What you need to do: Retype all of the data exactly as given.

-- Begin Given data --

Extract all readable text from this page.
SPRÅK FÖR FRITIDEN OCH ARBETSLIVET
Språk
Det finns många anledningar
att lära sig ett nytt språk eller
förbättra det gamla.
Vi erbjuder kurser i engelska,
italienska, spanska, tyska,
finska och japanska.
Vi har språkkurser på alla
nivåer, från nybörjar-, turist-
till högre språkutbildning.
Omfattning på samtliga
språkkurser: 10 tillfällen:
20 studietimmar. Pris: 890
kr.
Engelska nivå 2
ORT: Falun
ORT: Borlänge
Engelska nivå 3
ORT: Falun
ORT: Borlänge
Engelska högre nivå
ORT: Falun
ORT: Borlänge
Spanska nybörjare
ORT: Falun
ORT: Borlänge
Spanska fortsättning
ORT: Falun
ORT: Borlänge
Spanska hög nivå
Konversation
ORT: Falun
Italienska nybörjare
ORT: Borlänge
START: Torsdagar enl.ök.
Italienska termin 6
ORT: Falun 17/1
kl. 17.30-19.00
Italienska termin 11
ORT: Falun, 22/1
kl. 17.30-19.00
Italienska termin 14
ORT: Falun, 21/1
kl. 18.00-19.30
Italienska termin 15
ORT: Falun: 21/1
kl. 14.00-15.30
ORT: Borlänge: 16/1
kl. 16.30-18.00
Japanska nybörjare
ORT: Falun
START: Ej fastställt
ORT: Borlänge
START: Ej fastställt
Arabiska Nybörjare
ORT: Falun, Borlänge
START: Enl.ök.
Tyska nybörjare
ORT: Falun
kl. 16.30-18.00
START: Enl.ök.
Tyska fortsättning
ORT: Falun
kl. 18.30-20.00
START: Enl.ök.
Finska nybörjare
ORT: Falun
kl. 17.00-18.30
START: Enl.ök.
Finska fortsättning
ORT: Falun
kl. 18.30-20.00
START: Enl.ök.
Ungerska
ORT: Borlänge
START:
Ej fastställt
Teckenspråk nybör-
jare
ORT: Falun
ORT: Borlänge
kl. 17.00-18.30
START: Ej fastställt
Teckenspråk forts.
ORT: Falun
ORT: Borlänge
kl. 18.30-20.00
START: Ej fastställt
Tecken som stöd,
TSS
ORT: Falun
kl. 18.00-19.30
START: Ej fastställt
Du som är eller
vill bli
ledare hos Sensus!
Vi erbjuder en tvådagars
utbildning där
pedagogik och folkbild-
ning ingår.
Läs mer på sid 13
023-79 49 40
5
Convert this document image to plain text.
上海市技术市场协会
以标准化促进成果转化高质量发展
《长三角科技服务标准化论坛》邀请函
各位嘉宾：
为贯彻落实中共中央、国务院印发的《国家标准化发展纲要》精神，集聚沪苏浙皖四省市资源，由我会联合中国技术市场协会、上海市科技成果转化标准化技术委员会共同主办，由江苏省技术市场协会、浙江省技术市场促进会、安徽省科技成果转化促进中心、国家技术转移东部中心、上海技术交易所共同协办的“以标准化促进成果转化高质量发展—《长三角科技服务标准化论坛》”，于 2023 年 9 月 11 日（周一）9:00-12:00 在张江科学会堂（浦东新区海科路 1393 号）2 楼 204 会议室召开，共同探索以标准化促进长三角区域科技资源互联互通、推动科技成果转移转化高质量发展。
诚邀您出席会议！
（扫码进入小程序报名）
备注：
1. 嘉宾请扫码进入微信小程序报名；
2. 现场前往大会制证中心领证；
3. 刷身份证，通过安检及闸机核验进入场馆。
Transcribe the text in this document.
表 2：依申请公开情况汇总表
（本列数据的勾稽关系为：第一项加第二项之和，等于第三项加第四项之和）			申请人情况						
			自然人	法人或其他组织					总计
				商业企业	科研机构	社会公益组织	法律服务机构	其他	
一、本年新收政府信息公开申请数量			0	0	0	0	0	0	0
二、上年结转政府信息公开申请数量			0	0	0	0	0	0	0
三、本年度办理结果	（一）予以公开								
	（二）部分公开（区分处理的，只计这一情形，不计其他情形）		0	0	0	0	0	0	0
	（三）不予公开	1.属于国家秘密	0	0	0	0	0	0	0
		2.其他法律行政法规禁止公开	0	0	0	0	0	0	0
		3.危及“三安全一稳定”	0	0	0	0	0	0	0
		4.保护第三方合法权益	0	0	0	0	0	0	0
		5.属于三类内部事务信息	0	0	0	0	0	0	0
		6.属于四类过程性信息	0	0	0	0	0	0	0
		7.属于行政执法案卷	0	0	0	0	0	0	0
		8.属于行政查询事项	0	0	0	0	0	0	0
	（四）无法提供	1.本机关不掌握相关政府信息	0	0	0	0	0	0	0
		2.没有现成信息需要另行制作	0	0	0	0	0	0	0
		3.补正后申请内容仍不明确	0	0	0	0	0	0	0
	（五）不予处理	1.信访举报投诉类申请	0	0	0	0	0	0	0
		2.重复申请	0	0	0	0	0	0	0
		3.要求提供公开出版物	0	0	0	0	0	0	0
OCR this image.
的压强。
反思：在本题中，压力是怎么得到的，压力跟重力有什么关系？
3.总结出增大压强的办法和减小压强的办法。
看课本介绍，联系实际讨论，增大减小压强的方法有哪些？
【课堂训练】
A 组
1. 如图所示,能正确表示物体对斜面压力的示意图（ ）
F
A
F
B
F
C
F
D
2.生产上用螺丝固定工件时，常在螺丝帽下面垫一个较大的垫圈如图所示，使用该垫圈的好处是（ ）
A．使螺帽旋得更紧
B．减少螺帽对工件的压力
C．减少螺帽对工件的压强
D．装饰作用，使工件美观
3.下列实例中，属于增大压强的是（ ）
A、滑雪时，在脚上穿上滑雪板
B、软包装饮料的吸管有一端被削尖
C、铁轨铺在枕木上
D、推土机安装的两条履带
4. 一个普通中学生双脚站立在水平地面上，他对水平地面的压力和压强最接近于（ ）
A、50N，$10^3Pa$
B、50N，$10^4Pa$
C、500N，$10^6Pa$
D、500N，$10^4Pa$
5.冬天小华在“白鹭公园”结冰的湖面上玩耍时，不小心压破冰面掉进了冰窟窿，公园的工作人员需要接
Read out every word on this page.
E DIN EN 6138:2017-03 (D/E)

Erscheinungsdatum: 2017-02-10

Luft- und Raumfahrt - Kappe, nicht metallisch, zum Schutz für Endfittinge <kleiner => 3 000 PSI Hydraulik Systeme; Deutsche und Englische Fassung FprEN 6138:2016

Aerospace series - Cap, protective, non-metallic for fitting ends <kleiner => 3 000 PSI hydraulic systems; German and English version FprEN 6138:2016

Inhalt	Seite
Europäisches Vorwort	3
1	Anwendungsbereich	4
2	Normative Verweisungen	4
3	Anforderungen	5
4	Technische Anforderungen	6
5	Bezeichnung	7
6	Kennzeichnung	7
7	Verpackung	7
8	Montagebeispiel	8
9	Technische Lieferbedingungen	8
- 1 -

-- End Given data --

Written reply:
Extract all readable text from this page.
SPRÅK FÖR FRITIDEN OCH ARBETSLIVET
Språk
Det finns många anledningar
att lära sig ett nytt språk eller
förbättra det gamla.
Vi erbjuder kurser i engelska,
italienska, spanska, tyska,
finska och japanska.
Vi har språkkurser på alla
nivåer, från nybörjar-, turist-
till högre språkutbildning.
Omfattning på samtliga
språkkurser: 10 tillfällen:
20 studietimmar. Pris: 890
kr.
Engelska nivå 2
ORT: Falun
ORT: Borlänge
Engelska nivå 3
ORT: Falun
ORT: Borlänge
Engelska högre nivå
ORT: Falun
ORT: Borlänge
Spanska nybörjare
ORT: Falun
ORT: Borlänge
Spanska fortsättning
ORT: Falun
ORT: Borlänge
Spanska hög nivå
Konversation
ORT: Falun
Italienska nybörjare
ORT: Borlänge
START: Torsdagar enl.ök.
Italienska termin 6
ORT: Falun 17/1
kl. 17.30-19.00
Italienska termin 11
ORT: Falun, 22/1
kl. 17.30-19.00
Italienska termin 14
ORT: Falun, 21/1
kl. 18.00-19.30
Italienska termin 15
ORT: Falun: 21/1
kl. 14.00-15.30
ORT: Borlänge: 16/1
kl. 16.30-18.00
Japanska nybörjare
ORT: Falun
START: Ej fastställt
ORT: Borlänge
START: Ej fastställt
Arabiska Nybörjare
ORT: Falun, Borlänge
START: Enl.ök.
Tyska nybörjare
ORT: Falun
kl. 16.30-18.00
START: Enl.ök.
Tyska fortsättning
ORT: Falun
kl. 18.30-20.00
START: Enl.ök.
Finska nybörjare
ORT: Falun
kl. 17.00-18.30
START: Enl.ök.
Finska fortsättning
ORT: Falun
kl. 18.30-20.00
START: Enl.ök.
Ungerska
ORT: Borlänge
START:
Ej fastställt
Teckenspråk nybör-
jare
ORT: Falun
ORT: Borlänge
kl. 17.00-18.30
START: Ej fastställt
Teckenspråk forts.
ORT: Falun
ORT: Borlänge
kl. 18.30-20.00
START: Ej fastställt
Tecken som stöd,
TSS
ORT: Falun
kl. 18.00-19.30
START: Ej fastställt
Du som är eller
vill bli
ledare hos Sensus!
Vi erbjuder en tvådagars
utbildning där
pedagogik och folkbild-
ning ingår.
Läs mer på sid 13
023-79 49 40
5
Convert this document image to plain text.
上海市技术市场协会
以标准化促进成果转化高质量发展
《长三角科技服务标准化论坛》邀请函
各位嘉宾：
为贯彻落实中共中央、国务院印发的《国家标准化发展纲要》精神，集聚沪苏浙皖四省市资源，由我会联合中国技术市场协会、上海市科技成果转化标准化技术委员会共同主办，由江苏省技术市场协会、浙江省技术市场促进会、安徽省科技成果转化促进中心、国家技术转移东部中心、上海技术交易所共同协办的“以标准化促进成果转化高质量发展—《长三角科技服务标准化论坛》”，于 2023 年 9 月 11 日（周一）9:00-12:00 在张江科学会堂（浦东新区海科路 1393 号）2 楼 204 会议室召开，共同探索以标准化促进长三角区域科技资源互联互通、推动科技成果转移转化高质量发展。
诚邀您出席会议！
（扫码进入小程序报名）
备注：
1. 嘉宾请扫码进入微信小程序报名；
2. 现场前往大会制证中心领证；
3. 刷身份证，通过安检及闸机核验进入场馆。
Transcribe the text in this document.
表 2：依申请公开情况汇总表
（本列数据的勾稽关系为：第一项加第二项之和，等于第三项加第四项之和）			申请人情况						
			自然人	法人或其他组织					总计
				商业企业	科研机构	社会公益组织	法律服务机构	其他	
一、本年新收政府信息公开申请数量			0	0	0	0	0	0	0
二、上年结转政府信息公开申请数量			0	0	0	0	0	0	0
三、本年度办理结果	（一）予以公开								
	（二）部分公开（区分处理的，只计这一情形，不计其他情形）		0	0	0	0	0	0	0
	（三）不予公开	1.属于国家秘密	0	0	0	0	0	0	0
		2.其他法律行政法规禁止公开	0	0	0	0	0	0	0
		3.危及“三安全一稳定”	0	0	0	0	0	0	0
		4.保护第三方合法权益	0	0	0	0	0	0	0
		5.属于三类内部事务信息	0	0	0	0	0	0	0
		6.属于四类过程性信息	0	0	0	0	0	0	0
		7.属于行政执法案卷	0	0	0	0	0	0	0
		8.属于行政查询事项	0	0	0	0	0	0	0
	（四）无法提供	1.本机关不掌握相关政府信息	0	0	0	0	0	0	0
		2.没有现成信息需要另行制作	0	0	0	0	0	0	0
		3.补正后申请内容仍不明确	0	0	0	0	0	0	0
	（五）不予处理	1.信访举报投诉类申请	0	0	0	0	0	0	0
		2.重复申请	0	0	0	0	0	0	0
		3.要求提供公开出版物	0	0	0	0	0	0	0
OCR this image.
的压强。
反思：在本题中，压力是怎么得到的，压力跟重力有什么关系？
3.总结出增大压强的办法和减小压强的办法。
看课本介绍，联系实际讨论，增大减小压强的方法有哪些？
【课堂训练】
A 组
1. 如图所示,能正确表示物体对斜面压力的示意图（ ）
F
A
F
B
F
C
F
D
2.生产上用螺丝固定工件时，常在螺丝帽下面垫一个较大的垫圈如图所示，使用该垫圈的好处是（ ）
A．使螺帽旋得更紧
B．减少螺帽对工件的压力
C．减少螺帽对工件的压强
D．装饰作用，使工件美观
3.下列实例中，属于增大压强的是（ ）
A、滑雪时，在脚上穿上滑雪板
B、软包装饮料的吸管有一端被削尖
C、铁轨铺在枕木上
D、推土机安装的两条履带
4. 一个普通中学生双脚站立在水平地面上，他对水平地面的压力和压强最接近于（ ）
A、50N，$10^3Pa$
B、50N，$10^4Pa$
C、500N，$10^6Pa$
D、500N，$10^4Pa$
5.冬天小华在“白鹭公园”结冰的湖面上玩耍时，不小心压破冰面掉进了冰窟窿，公园的工作人员需要接
Read out every word on this page.
E DIN EN 6138:2017-03 (D/E)

Erscheinungsdatum: 2017-02-10

Luft- und Raumfahrt - Kappe, nicht metallisch, zum Schutz für Endfittinge <kleiner => 3 000 PSI Hydraulik Systeme; Deutsche und Englische Fassung FprEN 6138:2016

Aerospace series - Cap, protective, non-metallic for fitting ends <kleiner => 3 000 PSI hydraulic systems; German and English version FprEN 6138:2016

Inhalt	Seite
Europäisches Vorwort	3
1	Anwendungsbereich	4
2	Normative Verweisungen	4
3	Anforderungen	5
4	Technische Anforderungen	6
5	Bezeichnung	7
6	Kennzeichnung	7
7	Verpackung	7
8	Montagebeispiel	8
9	Technische Lieferbedingungen	8
- 1 -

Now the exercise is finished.